_WHAT IS EXPECTED_
Below are entries; tally how many lines hold the string "name" and answer with only that figure.

--- --- ---

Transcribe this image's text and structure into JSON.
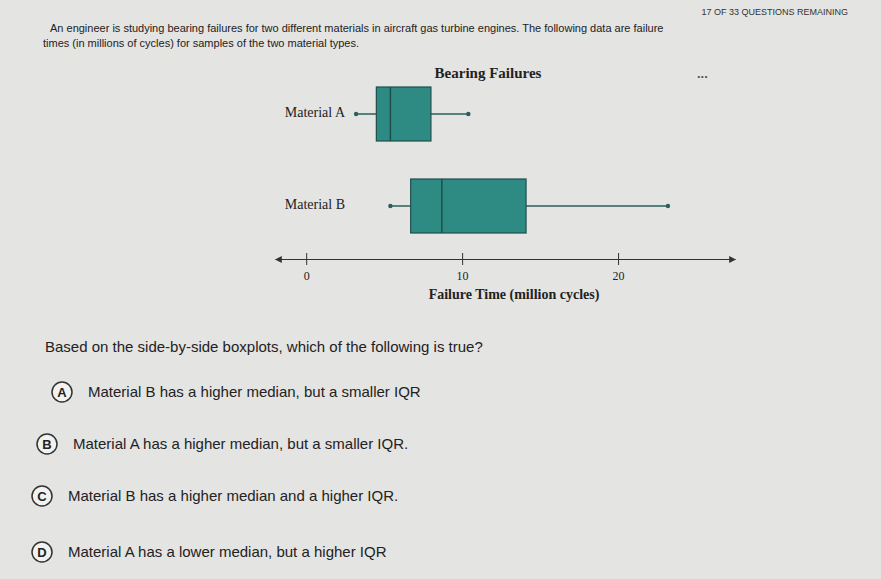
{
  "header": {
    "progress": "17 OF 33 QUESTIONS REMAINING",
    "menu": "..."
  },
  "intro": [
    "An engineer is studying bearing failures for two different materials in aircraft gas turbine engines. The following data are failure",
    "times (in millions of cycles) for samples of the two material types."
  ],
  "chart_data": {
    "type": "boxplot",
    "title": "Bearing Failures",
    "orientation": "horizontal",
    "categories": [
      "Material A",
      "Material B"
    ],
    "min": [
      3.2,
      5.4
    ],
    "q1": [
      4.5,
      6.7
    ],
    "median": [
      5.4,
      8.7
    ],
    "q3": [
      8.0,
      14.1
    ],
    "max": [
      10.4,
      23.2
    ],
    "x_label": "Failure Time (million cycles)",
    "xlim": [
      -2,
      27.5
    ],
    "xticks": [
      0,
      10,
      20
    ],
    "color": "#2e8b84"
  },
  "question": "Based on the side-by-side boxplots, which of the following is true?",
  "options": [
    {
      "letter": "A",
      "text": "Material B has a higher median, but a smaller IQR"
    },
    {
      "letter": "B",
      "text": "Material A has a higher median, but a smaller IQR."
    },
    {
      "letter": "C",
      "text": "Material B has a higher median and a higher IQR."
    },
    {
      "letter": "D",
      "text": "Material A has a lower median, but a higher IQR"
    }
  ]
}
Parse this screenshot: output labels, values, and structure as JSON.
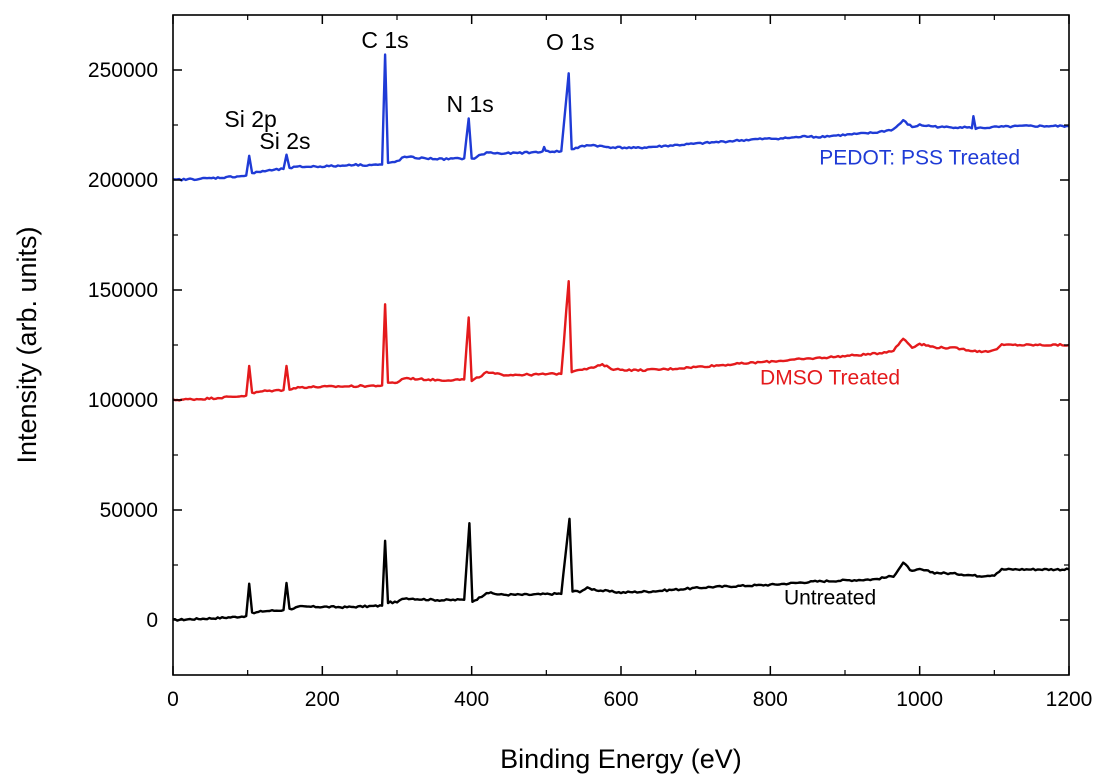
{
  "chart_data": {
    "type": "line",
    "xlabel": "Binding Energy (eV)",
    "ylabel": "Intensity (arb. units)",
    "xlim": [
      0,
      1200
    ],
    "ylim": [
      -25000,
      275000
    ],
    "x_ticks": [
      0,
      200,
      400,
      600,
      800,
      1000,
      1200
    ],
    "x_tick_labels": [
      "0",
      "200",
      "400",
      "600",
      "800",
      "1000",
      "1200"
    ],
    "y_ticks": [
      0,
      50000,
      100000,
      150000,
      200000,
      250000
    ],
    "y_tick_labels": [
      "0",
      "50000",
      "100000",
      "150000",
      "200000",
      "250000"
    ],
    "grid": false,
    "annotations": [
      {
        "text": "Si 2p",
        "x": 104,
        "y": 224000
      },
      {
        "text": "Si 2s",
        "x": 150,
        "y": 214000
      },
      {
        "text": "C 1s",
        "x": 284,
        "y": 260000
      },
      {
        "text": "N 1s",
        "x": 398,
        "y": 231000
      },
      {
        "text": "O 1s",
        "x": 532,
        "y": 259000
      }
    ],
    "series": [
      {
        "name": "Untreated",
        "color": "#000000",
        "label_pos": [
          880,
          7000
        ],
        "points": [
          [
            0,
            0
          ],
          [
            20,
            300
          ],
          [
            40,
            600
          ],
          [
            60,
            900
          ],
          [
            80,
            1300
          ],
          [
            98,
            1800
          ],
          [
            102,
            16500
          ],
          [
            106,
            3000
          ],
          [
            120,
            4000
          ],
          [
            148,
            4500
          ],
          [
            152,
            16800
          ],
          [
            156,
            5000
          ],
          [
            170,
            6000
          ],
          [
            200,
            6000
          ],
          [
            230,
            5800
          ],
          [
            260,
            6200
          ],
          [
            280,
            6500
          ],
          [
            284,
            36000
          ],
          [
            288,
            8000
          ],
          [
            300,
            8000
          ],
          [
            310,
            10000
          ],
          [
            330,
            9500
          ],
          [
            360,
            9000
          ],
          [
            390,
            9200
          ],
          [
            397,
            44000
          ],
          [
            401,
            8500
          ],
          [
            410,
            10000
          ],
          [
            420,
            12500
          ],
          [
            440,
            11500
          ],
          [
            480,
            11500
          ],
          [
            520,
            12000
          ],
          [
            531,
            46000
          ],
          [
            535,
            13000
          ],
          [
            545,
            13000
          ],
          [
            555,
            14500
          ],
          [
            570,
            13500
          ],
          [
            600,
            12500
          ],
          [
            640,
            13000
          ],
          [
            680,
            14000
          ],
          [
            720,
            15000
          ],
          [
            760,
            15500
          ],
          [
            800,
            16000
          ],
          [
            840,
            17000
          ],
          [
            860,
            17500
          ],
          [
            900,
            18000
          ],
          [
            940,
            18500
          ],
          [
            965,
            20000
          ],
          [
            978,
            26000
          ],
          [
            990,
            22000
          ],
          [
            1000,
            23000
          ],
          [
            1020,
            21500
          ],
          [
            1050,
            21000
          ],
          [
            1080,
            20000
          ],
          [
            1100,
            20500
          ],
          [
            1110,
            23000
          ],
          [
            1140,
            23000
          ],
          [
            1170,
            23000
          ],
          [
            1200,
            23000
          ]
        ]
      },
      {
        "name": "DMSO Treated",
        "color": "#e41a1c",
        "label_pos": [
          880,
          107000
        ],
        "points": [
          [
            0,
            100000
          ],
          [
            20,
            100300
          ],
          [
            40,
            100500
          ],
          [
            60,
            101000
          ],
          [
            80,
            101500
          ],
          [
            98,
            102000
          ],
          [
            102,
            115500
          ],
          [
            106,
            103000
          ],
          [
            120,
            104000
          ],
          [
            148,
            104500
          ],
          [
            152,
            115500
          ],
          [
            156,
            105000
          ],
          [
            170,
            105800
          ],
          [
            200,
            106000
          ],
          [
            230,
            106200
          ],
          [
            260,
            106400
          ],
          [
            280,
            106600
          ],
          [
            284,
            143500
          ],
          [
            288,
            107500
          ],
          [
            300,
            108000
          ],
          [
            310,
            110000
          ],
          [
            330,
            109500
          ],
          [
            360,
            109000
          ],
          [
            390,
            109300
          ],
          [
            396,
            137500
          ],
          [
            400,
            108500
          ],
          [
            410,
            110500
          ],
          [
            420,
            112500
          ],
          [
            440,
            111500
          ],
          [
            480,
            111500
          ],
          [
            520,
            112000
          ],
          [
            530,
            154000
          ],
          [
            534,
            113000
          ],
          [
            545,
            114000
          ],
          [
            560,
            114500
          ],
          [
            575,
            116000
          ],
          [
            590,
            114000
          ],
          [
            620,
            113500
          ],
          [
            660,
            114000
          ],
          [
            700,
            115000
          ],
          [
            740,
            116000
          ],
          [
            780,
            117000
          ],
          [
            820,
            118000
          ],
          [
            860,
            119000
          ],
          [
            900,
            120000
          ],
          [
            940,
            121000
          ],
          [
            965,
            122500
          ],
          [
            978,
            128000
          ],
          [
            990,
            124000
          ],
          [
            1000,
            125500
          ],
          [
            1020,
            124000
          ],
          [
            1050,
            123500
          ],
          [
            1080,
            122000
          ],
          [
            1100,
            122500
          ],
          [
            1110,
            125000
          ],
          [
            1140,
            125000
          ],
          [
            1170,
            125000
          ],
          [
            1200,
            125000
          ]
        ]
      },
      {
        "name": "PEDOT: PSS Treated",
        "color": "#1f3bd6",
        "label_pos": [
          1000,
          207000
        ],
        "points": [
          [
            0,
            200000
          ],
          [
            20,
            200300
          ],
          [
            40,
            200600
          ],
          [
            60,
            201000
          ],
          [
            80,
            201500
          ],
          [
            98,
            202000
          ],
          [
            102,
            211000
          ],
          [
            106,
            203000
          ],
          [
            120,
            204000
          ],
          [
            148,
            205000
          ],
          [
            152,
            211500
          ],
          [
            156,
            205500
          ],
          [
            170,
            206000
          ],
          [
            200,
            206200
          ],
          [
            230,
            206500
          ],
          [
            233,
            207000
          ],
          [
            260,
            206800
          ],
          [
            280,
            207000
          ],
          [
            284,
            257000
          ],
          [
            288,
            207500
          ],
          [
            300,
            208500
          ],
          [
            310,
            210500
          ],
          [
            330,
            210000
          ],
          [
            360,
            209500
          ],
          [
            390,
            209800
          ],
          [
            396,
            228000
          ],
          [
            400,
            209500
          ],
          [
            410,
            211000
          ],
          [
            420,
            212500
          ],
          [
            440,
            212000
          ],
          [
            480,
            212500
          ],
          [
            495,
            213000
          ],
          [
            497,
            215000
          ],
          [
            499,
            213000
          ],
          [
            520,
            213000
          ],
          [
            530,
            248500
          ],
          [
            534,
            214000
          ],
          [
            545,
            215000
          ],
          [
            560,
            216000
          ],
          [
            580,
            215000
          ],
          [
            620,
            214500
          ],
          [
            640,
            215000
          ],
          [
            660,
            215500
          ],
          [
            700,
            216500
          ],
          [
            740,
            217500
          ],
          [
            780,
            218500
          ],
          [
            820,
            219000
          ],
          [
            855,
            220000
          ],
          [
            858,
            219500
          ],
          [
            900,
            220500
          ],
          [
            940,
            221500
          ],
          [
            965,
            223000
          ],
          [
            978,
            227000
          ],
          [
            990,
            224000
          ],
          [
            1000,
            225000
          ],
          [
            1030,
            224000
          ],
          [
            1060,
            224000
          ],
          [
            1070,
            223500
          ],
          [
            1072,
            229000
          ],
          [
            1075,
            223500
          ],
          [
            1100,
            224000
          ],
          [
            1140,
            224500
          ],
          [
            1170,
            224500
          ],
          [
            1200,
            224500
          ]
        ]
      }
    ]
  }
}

--- --- ---

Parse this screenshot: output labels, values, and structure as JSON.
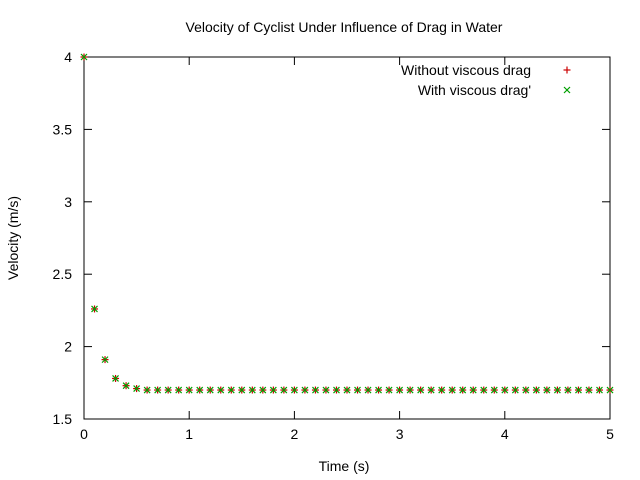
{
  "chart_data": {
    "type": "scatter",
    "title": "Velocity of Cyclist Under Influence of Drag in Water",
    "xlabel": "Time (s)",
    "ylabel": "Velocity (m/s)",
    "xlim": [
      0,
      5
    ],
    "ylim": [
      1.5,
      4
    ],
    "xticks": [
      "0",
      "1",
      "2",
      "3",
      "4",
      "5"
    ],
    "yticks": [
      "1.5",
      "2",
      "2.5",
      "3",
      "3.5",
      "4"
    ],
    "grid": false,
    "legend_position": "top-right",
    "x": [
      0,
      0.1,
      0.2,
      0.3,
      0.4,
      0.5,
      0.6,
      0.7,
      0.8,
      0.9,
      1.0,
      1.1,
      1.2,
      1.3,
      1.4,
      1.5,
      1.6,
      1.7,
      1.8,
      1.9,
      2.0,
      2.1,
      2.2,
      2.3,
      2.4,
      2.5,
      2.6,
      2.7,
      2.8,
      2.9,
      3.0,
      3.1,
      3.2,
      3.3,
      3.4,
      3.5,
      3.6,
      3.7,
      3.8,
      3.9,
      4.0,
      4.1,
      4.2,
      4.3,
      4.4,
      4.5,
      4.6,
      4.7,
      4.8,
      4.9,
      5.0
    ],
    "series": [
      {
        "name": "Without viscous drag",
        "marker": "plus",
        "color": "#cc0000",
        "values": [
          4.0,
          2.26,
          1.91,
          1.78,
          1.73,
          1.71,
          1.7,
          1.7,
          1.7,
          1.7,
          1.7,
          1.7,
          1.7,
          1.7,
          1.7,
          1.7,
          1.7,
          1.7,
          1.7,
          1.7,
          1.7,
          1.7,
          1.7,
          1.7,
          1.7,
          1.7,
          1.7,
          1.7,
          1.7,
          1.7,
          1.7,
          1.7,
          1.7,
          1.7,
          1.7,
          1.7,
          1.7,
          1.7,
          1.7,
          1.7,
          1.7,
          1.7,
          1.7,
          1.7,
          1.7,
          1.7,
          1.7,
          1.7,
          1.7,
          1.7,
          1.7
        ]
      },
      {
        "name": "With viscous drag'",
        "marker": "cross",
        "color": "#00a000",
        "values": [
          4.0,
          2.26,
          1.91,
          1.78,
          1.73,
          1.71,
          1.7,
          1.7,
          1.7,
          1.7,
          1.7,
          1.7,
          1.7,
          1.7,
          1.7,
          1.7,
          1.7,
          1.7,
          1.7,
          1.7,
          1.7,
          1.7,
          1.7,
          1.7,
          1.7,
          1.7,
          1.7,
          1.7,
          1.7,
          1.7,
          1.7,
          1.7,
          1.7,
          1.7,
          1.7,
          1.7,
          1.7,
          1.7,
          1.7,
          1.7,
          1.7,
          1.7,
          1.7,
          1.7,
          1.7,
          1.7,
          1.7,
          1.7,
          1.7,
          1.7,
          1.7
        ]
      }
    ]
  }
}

--- --- ---

_SOLUTION FOR THIS EXERCISE_
5